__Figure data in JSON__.
▬▬▬▬▬▬▬▬▬▬

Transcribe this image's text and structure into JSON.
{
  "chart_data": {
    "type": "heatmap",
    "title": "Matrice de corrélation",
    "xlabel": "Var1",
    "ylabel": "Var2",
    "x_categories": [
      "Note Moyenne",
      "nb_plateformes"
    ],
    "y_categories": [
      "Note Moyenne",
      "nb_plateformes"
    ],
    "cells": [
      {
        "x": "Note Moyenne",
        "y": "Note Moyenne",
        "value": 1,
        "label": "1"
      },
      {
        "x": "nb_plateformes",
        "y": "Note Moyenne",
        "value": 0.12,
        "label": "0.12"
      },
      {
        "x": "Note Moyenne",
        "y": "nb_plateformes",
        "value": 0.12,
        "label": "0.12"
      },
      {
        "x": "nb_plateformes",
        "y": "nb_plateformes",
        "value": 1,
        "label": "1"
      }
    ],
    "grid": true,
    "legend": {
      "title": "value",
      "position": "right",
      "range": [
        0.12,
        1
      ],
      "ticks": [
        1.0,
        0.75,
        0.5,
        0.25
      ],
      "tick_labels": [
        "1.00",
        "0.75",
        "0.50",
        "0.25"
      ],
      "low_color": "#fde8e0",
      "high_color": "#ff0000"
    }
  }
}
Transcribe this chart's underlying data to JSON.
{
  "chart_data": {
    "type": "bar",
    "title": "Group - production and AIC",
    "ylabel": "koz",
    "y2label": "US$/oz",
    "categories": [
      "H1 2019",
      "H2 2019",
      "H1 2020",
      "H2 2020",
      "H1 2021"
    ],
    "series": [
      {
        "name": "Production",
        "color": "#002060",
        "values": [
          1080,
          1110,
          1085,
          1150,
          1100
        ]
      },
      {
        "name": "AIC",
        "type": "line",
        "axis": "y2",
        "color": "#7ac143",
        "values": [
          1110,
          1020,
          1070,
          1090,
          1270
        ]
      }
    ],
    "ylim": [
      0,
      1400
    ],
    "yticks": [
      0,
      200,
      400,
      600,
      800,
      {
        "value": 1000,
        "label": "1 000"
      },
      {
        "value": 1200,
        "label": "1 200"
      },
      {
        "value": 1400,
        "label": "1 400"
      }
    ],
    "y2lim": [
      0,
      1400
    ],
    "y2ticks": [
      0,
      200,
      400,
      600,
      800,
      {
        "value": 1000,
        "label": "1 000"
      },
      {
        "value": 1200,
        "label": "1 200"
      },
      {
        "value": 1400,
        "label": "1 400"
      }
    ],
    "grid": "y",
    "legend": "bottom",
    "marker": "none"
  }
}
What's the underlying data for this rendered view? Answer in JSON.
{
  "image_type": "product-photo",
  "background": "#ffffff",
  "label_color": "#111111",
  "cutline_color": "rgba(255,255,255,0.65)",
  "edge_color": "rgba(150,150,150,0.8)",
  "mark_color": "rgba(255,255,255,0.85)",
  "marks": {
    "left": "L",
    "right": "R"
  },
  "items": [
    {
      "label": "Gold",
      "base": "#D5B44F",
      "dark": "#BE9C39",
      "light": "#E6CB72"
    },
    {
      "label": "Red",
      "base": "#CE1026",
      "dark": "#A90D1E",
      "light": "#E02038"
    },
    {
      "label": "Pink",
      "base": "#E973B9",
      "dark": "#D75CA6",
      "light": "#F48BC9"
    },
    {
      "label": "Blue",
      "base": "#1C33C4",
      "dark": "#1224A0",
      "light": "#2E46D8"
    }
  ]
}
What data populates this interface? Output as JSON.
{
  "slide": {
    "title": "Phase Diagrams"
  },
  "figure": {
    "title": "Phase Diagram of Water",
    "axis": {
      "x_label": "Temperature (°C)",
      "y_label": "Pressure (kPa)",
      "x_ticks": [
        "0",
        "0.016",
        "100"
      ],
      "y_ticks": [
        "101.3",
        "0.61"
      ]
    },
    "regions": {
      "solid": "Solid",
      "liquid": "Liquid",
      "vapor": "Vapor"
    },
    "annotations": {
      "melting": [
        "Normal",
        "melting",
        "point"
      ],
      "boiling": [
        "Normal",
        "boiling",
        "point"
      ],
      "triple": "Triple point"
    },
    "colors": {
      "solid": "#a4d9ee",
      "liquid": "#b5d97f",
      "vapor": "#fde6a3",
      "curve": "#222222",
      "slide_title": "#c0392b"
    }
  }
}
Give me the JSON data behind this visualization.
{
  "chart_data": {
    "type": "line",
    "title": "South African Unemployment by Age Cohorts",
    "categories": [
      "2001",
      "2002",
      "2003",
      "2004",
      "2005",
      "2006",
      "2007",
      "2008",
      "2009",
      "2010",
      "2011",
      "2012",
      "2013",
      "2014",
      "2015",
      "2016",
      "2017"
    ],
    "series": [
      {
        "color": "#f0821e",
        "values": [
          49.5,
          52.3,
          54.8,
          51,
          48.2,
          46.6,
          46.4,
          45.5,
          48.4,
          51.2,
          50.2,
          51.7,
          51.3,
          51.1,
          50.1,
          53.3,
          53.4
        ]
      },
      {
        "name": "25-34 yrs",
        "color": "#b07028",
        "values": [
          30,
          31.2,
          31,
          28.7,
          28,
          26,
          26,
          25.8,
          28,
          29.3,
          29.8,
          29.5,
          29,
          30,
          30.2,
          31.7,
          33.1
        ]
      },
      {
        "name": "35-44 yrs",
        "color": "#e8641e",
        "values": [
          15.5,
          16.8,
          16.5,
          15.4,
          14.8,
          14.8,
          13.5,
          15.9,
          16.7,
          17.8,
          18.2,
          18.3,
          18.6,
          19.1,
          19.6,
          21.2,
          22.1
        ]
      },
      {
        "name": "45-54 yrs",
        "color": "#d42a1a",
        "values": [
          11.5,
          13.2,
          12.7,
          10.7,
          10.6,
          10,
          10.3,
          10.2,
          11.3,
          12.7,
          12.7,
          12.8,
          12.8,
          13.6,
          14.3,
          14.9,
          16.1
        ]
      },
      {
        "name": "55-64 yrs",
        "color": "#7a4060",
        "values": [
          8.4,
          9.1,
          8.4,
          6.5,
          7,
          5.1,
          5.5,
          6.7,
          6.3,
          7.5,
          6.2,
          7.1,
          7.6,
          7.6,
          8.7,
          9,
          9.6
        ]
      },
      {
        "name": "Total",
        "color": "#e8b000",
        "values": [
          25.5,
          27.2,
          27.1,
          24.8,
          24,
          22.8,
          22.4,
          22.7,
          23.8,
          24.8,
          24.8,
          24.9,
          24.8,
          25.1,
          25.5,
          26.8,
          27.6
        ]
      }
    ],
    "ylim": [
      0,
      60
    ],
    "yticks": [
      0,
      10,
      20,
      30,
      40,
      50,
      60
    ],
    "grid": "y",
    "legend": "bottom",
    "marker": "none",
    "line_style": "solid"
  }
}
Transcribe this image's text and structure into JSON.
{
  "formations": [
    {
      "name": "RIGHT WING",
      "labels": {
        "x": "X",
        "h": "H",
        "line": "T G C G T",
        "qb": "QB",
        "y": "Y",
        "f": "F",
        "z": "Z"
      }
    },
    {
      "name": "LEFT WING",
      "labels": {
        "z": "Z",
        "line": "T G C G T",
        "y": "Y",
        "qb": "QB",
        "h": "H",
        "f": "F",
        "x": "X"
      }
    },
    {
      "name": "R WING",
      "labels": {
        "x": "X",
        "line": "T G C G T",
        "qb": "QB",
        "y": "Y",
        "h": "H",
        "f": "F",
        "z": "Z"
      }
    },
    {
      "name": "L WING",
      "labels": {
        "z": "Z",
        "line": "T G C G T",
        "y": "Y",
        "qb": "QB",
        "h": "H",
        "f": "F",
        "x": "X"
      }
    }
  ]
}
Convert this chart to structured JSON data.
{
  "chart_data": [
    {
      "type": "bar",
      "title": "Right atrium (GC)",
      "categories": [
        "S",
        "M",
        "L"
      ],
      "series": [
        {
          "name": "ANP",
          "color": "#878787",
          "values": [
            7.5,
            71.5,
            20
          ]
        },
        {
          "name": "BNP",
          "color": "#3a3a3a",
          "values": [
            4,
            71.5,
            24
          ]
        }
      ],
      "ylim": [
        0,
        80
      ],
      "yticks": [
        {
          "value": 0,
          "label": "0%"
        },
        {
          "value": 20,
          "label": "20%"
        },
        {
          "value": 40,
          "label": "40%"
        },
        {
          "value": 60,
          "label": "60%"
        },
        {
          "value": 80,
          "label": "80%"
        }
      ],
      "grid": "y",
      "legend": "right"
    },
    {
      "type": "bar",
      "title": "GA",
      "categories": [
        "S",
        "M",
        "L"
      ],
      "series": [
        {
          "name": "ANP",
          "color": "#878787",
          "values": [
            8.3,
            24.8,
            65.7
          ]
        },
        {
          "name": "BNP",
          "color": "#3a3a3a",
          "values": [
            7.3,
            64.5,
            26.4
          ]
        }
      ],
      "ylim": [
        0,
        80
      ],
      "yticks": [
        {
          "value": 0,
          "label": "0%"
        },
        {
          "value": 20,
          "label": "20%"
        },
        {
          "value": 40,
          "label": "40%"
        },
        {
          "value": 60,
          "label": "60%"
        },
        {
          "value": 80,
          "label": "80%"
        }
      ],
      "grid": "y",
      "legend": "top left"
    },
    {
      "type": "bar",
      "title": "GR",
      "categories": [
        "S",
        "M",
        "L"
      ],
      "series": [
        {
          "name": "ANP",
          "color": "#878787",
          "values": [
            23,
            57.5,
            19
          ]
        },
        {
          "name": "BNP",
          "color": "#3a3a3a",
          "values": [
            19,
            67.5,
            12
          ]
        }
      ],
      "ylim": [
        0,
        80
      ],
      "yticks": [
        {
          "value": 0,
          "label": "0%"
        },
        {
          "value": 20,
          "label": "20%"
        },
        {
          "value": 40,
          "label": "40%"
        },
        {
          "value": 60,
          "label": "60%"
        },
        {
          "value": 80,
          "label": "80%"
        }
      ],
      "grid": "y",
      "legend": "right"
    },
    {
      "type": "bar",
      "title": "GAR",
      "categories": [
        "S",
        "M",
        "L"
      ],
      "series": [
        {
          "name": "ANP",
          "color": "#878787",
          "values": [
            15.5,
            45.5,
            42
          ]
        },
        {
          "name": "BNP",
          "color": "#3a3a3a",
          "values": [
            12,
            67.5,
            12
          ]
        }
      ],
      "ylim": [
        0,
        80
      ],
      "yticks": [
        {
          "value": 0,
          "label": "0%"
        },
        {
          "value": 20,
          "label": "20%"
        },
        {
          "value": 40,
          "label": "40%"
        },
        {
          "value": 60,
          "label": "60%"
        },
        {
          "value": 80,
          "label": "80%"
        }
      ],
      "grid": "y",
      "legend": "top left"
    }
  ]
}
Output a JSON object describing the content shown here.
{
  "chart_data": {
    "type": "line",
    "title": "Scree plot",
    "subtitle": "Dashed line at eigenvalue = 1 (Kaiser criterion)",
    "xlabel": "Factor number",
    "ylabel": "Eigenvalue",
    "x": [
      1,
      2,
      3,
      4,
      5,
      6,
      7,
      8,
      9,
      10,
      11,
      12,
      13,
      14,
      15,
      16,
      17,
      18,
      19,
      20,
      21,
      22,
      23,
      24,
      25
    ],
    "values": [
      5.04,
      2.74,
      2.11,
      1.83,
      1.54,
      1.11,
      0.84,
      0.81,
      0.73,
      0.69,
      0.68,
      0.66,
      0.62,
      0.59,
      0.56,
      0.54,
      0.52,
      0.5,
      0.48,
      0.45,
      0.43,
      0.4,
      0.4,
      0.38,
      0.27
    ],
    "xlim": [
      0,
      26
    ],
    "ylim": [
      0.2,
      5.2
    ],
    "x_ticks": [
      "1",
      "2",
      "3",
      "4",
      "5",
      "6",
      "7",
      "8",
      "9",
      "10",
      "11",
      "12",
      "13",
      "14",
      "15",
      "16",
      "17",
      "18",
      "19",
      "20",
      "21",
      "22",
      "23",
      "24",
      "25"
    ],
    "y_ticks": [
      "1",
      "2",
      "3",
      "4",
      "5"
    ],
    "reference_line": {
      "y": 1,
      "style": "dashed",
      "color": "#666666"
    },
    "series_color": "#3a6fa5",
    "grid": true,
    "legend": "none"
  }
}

▬▬▬▬▬▬▬▬▬▬

__AIM OF THE TASK__.
Reply with one number only, the count of lines above that hold the string "this".

__CORRECT OUTPUT__.
7